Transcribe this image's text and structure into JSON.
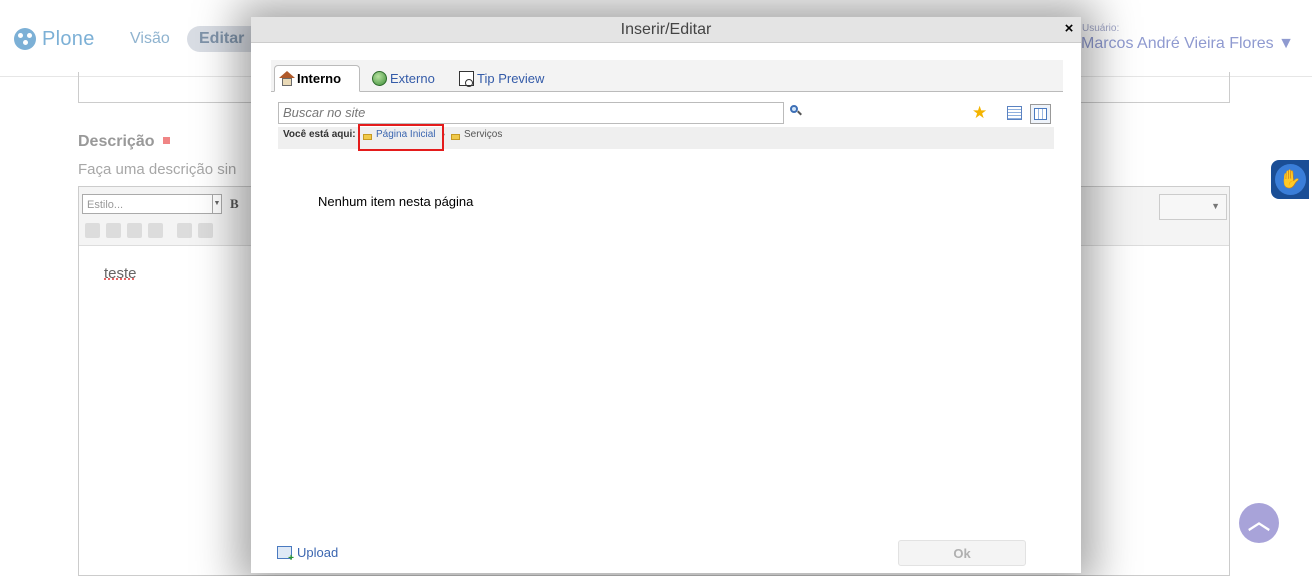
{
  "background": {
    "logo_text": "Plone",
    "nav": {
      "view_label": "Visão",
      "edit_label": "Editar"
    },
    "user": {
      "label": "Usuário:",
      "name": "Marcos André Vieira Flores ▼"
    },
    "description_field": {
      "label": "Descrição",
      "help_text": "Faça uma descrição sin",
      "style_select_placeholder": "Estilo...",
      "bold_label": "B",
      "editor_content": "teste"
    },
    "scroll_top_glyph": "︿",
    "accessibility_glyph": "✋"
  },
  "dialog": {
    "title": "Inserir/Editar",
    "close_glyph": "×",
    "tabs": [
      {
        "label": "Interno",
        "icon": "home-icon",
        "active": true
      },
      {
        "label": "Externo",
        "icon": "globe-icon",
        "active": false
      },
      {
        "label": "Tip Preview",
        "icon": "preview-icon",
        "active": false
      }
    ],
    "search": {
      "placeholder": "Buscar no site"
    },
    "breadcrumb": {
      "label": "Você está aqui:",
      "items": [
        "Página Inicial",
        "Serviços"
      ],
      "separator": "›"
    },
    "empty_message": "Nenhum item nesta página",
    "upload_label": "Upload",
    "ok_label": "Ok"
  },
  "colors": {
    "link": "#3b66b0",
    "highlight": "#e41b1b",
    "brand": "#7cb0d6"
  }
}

□ □ □

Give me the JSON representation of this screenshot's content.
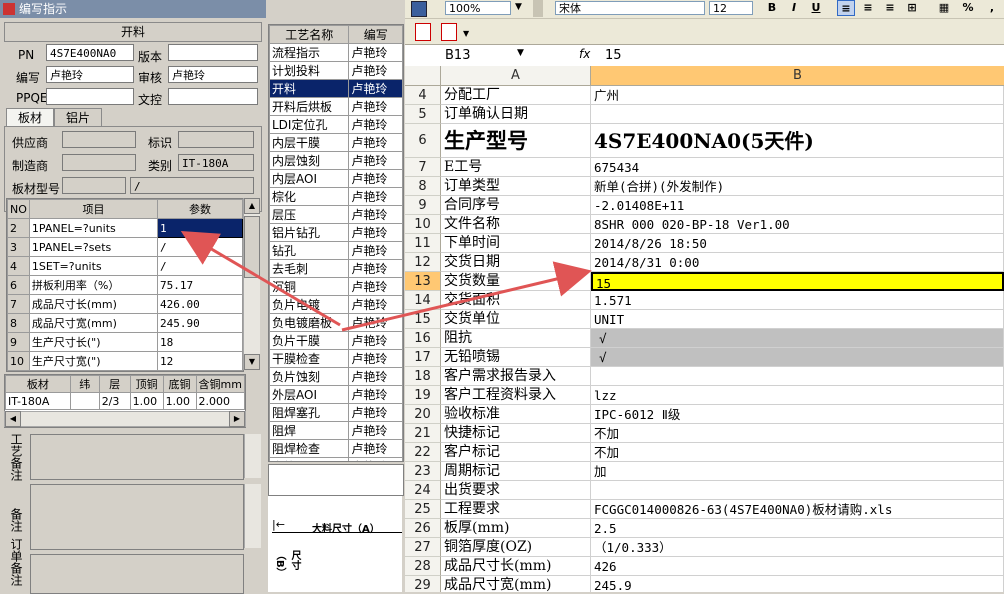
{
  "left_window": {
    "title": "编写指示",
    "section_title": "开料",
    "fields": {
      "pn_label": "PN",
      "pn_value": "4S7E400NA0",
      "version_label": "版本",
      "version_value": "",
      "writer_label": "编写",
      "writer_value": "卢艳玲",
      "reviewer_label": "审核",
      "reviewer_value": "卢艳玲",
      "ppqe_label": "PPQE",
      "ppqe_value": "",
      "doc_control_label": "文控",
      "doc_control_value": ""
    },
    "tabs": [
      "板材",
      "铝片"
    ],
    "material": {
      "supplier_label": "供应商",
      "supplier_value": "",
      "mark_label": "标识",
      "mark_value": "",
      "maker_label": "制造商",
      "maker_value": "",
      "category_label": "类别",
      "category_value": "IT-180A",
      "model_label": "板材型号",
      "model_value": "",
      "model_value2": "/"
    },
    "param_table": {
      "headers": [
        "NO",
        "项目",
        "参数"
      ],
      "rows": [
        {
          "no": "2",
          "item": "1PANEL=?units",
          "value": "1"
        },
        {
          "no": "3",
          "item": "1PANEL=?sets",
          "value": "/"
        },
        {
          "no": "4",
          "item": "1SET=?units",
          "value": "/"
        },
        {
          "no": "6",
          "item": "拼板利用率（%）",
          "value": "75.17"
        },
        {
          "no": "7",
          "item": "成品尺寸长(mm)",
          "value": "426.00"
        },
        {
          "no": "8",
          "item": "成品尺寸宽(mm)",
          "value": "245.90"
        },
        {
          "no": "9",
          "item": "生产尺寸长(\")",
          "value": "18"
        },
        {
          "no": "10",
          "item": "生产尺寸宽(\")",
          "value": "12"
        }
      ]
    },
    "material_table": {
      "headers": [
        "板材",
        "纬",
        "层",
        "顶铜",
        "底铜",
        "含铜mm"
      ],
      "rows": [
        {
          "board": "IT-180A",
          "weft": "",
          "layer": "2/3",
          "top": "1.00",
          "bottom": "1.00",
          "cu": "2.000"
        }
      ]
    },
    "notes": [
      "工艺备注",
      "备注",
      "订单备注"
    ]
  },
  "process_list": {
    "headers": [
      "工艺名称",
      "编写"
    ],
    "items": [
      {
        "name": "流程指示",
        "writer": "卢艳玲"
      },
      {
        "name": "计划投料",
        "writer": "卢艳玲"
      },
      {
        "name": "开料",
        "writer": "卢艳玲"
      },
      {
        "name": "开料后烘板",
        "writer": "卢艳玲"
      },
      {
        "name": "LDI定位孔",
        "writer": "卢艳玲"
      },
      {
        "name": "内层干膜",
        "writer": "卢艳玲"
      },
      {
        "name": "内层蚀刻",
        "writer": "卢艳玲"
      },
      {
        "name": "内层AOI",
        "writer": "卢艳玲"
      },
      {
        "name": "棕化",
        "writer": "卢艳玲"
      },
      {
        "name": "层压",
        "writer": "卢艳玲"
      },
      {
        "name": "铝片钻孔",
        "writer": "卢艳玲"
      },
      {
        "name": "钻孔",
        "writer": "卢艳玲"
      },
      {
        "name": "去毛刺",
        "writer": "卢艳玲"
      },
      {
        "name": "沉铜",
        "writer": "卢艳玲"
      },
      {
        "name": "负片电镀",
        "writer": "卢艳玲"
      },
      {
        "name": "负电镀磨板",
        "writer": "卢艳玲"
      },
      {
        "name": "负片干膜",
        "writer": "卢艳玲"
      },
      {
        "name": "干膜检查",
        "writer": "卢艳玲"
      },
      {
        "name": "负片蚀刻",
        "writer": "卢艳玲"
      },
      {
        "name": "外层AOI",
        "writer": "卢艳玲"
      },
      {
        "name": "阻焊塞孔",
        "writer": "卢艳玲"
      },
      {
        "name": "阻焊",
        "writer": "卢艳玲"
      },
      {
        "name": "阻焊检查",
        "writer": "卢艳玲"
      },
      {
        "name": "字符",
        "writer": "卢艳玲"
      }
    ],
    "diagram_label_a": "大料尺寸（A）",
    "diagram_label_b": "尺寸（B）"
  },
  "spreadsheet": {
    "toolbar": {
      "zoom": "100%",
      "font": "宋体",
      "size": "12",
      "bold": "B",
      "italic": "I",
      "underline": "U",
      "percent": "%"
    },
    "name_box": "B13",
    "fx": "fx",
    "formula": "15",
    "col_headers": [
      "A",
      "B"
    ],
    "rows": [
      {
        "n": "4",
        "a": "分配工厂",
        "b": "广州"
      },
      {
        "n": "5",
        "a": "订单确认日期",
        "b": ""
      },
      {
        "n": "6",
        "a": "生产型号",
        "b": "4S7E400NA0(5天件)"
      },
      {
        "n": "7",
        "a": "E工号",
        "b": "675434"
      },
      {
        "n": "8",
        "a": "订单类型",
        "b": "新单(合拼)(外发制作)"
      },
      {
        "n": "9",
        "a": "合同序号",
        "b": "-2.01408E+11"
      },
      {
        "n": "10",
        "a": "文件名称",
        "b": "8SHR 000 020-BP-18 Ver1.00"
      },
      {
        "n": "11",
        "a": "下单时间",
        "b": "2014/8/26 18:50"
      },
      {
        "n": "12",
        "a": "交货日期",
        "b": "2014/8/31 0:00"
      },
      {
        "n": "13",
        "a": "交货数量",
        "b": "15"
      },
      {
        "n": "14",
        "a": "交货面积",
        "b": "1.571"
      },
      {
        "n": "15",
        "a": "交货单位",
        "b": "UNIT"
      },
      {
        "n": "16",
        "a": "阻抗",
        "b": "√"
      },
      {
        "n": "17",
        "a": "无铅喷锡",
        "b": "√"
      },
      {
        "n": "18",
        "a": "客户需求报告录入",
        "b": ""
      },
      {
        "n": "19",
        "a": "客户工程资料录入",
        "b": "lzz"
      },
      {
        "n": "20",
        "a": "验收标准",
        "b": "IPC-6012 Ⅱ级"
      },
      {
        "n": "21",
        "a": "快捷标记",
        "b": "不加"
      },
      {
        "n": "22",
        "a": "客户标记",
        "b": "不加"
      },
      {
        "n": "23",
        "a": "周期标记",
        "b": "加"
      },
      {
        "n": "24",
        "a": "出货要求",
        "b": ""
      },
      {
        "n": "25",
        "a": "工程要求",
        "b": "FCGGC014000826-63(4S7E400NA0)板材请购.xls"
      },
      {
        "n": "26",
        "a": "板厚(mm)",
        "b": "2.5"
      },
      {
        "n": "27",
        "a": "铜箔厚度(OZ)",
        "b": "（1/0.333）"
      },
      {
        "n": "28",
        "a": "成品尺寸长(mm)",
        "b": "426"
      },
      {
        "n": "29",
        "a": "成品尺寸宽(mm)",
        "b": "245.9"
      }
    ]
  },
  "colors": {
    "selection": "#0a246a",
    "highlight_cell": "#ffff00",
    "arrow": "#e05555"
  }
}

□ □ □

*What to work on:* Give the number of lines containing the word "icon". No other answer is needed.

*Result of this task:* 3